■ AIM ■
Skip the images. Copy the records exactly as written.

■ SUPPLIED RECORDS ■
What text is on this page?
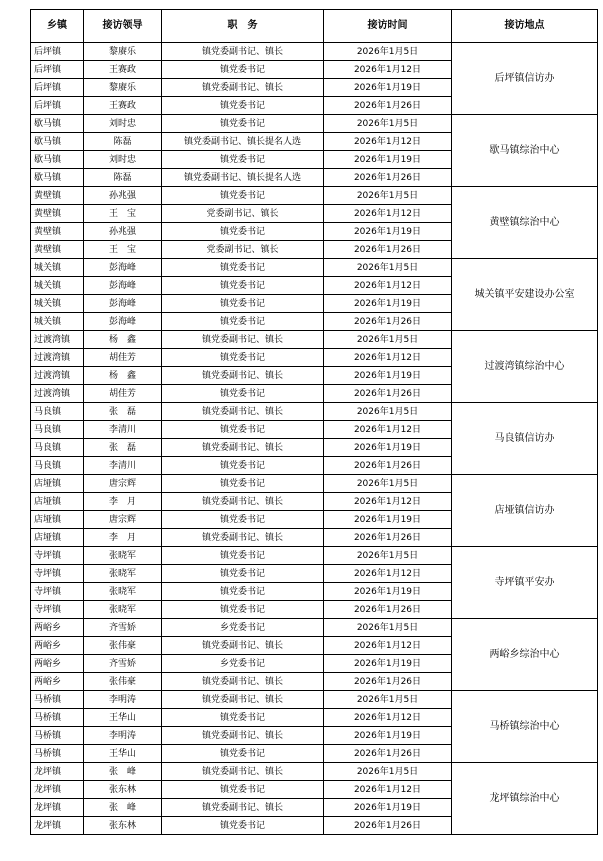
乡镇	接访领导	职　务	接访时间	接访地点
后坪镇	黎赓乐	镇党委副书记、镇长	2026年1月5日	后坪镇信访办
后坪镇	王赛政	镇党委书记	2026年1月12日	
后坪镇	黎赓乐	镇党委副书记、镇长	2026年1月19日	
后坪镇	王赛政	镇党委书记	2026年1月26日	
歇马镇	刘时忠	镇党委书记	2026年1月5日	歇马镇综治中心
歇马镇	陈磊	镇党委副书记、镇长提名人选	2026年1月12日	
歇马镇	刘时忠	镇党委书记	2026年1月19日	
歇马镇	陈磊	镇党委副书记、镇长提名人选	2026年1月26日	
黄壁镇	孙兆强	镇党委书记	2026年1月5日	黄壁镇综治中心
黄壁镇	王　宝	党委副书记、镇长	2026年1月12日	
黄壁镇	孙兆强	镇党委书记	2026年1月19日	
黄壁镇	王　宝	党委副书记、镇长	2026年1月26日	
城关镇	彭海峰	镇党委书记	2026年1月5日	城关镇平安建设办公室
城关镇	彭海峰	镇党委书记	2026年1月12日	
城关镇	彭海峰	镇党委书记	2026年1月19日	
城关镇	彭海峰	镇党委书记	2026年1月26日	
过渡湾镇	杨　鑫	镇党委副书记、镇长	2026年1月5日	过渡湾镇综治中心
过渡湾镇	胡佳芳	镇党委书记	2026年1月12日	
过渡湾镇	杨　鑫	镇党委副书记、镇长	2026年1月19日	
过渡湾镇	胡佳芳	镇党委书记	2026年1月26日	
马良镇	张　磊	镇党委副书记、镇长	2026年1月5日	马良镇信访办
马良镇	李清川	镇党委书记	2026年1月12日	
马良镇	张　磊	镇党委副书记、镇长	2026年1月19日	
马良镇	李清川	镇党委书记	2026年1月26日	
店垭镇	唐宗辉	镇党委书记	2026年1月5日	店垭镇信访办
店垭镇	李　月	镇党委副书记、镇长	2026年1月12日	
店垭镇	唐宗辉	镇党委书记	2026年1月19日	
店垭镇	李　月	镇党委副书记、镇长	2026年1月26日	
寺坪镇	张晓军	镇党委书记	2026年1月5日	寺坪镇平安办
寺坪镇	张晓军	镇党委书记	2026年1月12日	
寺坪镇	张晓军	镇党委书记	2026年1月19日	
寺坪镇	张晓军	镇党委书记	2026年1月26日	
两峪乡	齐雪娇	乡党委书记	2026年1月5日	两峪乡综治中心
两峪乡	张伟豪	镇党委副书记、镇长	2026年1月12日	
两峪乡	齐雪娇	乡党委书记	2026年1月19日	
两峪乡	张伟豪	镇党委副书记、镇长	2026年1月26日	
马桥镇	李明涛	镇党委副书记、镇长	2026年1月5日	马桥镇综治中心
马桥镇	王华山	镇党委书记	2026年1月12日	
马桥镇	李明涛	镇党委副书记、镇长	2026年1月19日	
马桥镇	王华山	镇党委书记	2026年1月26日	
龙坪镇	张　峰	镇党委副书记、镇长	2026年1月5日	龙坪镇综治中心
龙坪镇	张东林	镇党委书记	2026年1月12日	
龙坪镇	张　峰	镇党委副书记、镇长	2026年1月19日	
龙坪镇	张东林	镇党委书记	2026年1月26日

■ TASK RESULT ■
What text is on this page?
乡镇	接访领导	职　务	接访时间	接访地点
后坪镇	黎赓乐	镇党委副书记、镇长	2026年1月5日	后坪镇信访办
后坪镇	王赛政	镇党委书记	2026年1月12日	
后坪镇	黎赓乐	镇党委副书记、镇长	2026年1月19日	
后坪镇	王赛政	镇党委书记	2026年1月26日	
歇马镇	刘时忠	镇党委书记	2026年1月5日	歇马镇综治中心
歇马镇	陈磊	镇党委副书记、镇长提名人选	2026年1月12日	
歇马镇	刘时忠	镇党委书记	2026年1月19日	
歇马镇	陈磊	镇党委副书记、镇长提名人选	2026年1月26日	
黄壁镇	孙兆强	镇党委书记	2026年1月5日	黄壁镇综治中心
黄壁镇	王　宝	党委副书记、镇长	2026年1月12日	
黄壁镇	孙兆强	镇党委书记	2026年1月19日	
黄壁镇	王　宝	党委副书记、镇长	2026年1月26日	
城关镇	彭海峰	镇党委书记	2026年1月5日	城关镇平安建设办公室
城关镇	彭海峰	镇党委书记	2026年1月12日	
城关镇	彭海峰	镇党委书记	2026年1月19日	
城关镇	彭海峰	镇党委书记	2026年1月26日	
过渡湾镇	杨　鑫	镇党委副书记、镇长	2026年1月5日	过渡湾镇综治中心
过渡湾镇	胡佳芳	镇党委书记	2026年1月12日	
过渡湾镇	杨　鑫	镇党委副书记、镇长	2026年1月19日	
过渡湾镇	胡佳芳	镇党委书记	2026年1月26日	
马良镇	张　磊	镇党委副书记、镇长	2026年1月5日	马良镇信访办
马良镇	李清川	镇党委书记	2026年1月12日	
马良镇	张　磊	镇党委副书记、镇长	2026年1月19日	
马良镇	李清川	镇党委书记	2026年1月26日	
店垭镇	唐宗辉	镇党委书记	2026年1月5日	店垭镇信访办
店垭镇	李　月	镇党委副书记、镇长	2026年1月12日	
店垭镇	唐宗辉	镇党委书记	2026年1月19日	
店垭镇	李　月	镇党委副书记、镇长	2026年1月26日	
寺坪镇	张晓军	镇党委书记	2026年1月5日	寺坪镇平安办
寺坪镇	张晓军	镇党委书记	2026年1月12日	
寺坪镇	张晓军	镇党委书记	2026年1月19日	
寺坪镇	张晓军	镇党委书记	2026年1月26日	
两峪乡	齐雪娇	乡党委书记	2026年1月5日	两峪乡综治中心
两峪乡	张伟豪	镇党委副书记、镇长	2026年1月12日	
两峪乡	齐雪娇	乡党委书记	2026年1月19日	
两峪乡	张伟豪	镇党委副书记、镇长	2026年1月26日	
马桥镇	李明涛	镇党委副书记、镇长	2026年1月5日	马桥镇综治中心
马桥镇	王华山	镇党委书记	2026年1月12日	
马桥镇	李明涛	镇党委副书记、镇长	2026年1月19日	
马桥镇	王华山	镇党委书记	2026年1月26日	
龙坪镇	张　峰	镇党委副书记、镇长	2026年1月5日	龙坪镇综治中心
龙坪镇	张东林	镇党委书记	2026年1月12日	
龙坪镇	张　峰	镇党委副书记、镇长	2026年1月19日	
龙坪镇	张东林	镇党委书记	2026年1月26日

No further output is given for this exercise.